*** Rows ***
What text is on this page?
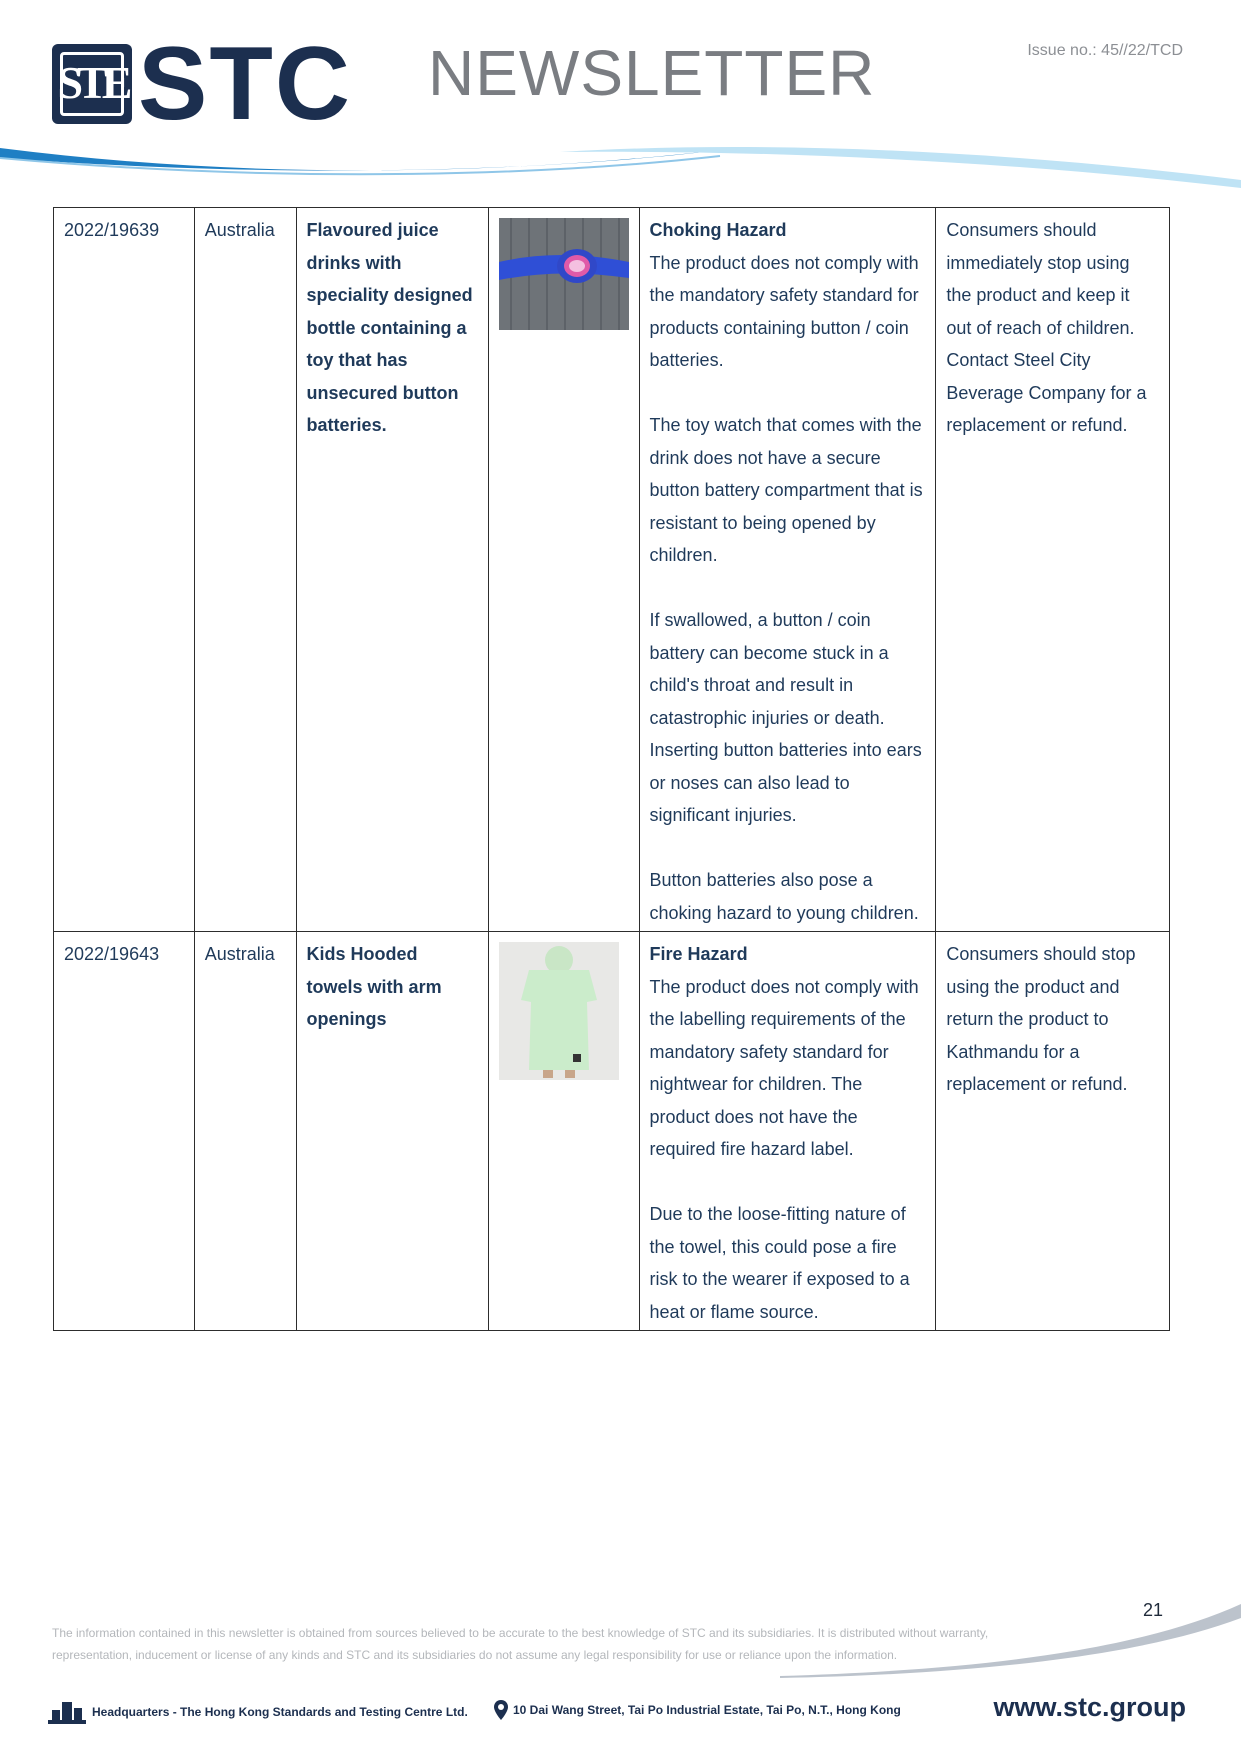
STE STC NEWSLETTER	Issue no.: 45//22/TCD
2022/19639	Australia	Flavoured juice drinks with speciality designed bottle containing a toy that has unsecured button batteries.		Choking Hazard
The product does not comply with the mandatory safety standard for products containing button / coin batteries.
The toy watch that comes with the drink does not have a secure button battery compartment that is resistant to being opened by children.
If swallowed, a button / coin battery can become stuck in a child's throat and result in catastrophic injuries or death. Inserting button batteries into ears or noses can also lead to significant injuries.
Button batteries also pose a choking hazard to young children.	Consumers should immediately stop using the product and keep it out of reach of children. Contact Steel City Beverage Company for a replacement or refund.
2022/19643	Australia	Kids Hooded towels with arm openings		Fire Hazard
The product does not comply with the labelling requirements of the mandatory safety standard for nightwear for children. The product does not have the required fire hazard label.
Due to the loose-fitting nature of the towel, this could pose a fire risk to the wearer if exposed to a heat or flame source.	Consumers should stop using the product and return the product to Kathmandu for a replacement or refund.
21
The information contained in this newsletter is obtained from sources believed to be accurate to the best knowledge of STC and its subsidiaries. It is distributed without warranty, representation, inducement or license of any kinds and STC and its subsidiaries do not assume any legal responsibility for use or reliance upon the information.
Headquarters - The Hong Kong Standards and Testing Centre Ltd.	10 Dai Wang Street, Tai Po Industrial Estate, Tai Po, N.T., Hong Kong	www.stc.group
***
Work to be completed
Leave the pictures out and reproduce all of the records exactly.

Solution to this exercise
What text is on this page?
STE STC NEWSLETTER	Issue no.: 45//22/TCD
2022/19639	Australia	Flavoured juice drinks with speciality designed bottle containing a toy that has unsecured button batteries.		Choking Hazard
The product does not comply with the mandatory safety standard for products containing button / coin batteries.
The toy watch that comes with the drink does not have a secure button battery compartment that is resistant to being opened by children.
If swallowed, a button / coin battery can become stuck in a child's throat and result in catastrophic injuries or death. Inserting button batteries into ears or noses can also lead to significant injuries.
Button batteries also pose a choking hazard to young children.	Consumers should immediately stop using the product and keep it out of reach of children. Contact Steel City Beverage Company for a replacement or refund.
2022/19643	Australia	Kids Hooded towels with arm openings		Fire Hazard
The product does not comply with the labelling requirements of the mandatory safety standard for nightwear for children. The product does not have the required fire hazard label.
Due to the loose-fitting nature of the towel, this could pose a fire risk to the wearer if exposed to a heat or flame source.	Consumers should stop using the product and return the product to Kathmandu for a replacement or refund.
21
The information contained in this newsletter is obtained from sources believed to be accurate to the best knowledge of STC and its subsidiaries. It is distributed without warranty, representation, inducement or license of any kinds and STC and its subsidiaries do not assume any legal responsibility for use or reliance upon the information.
Headquarters - The Hong Kong Standards and Testing Centre Ltd.	10 Dai Wang Street, Tai Po Industrial Estate, Tai Po, N.T., Hong Kong	www.stc.group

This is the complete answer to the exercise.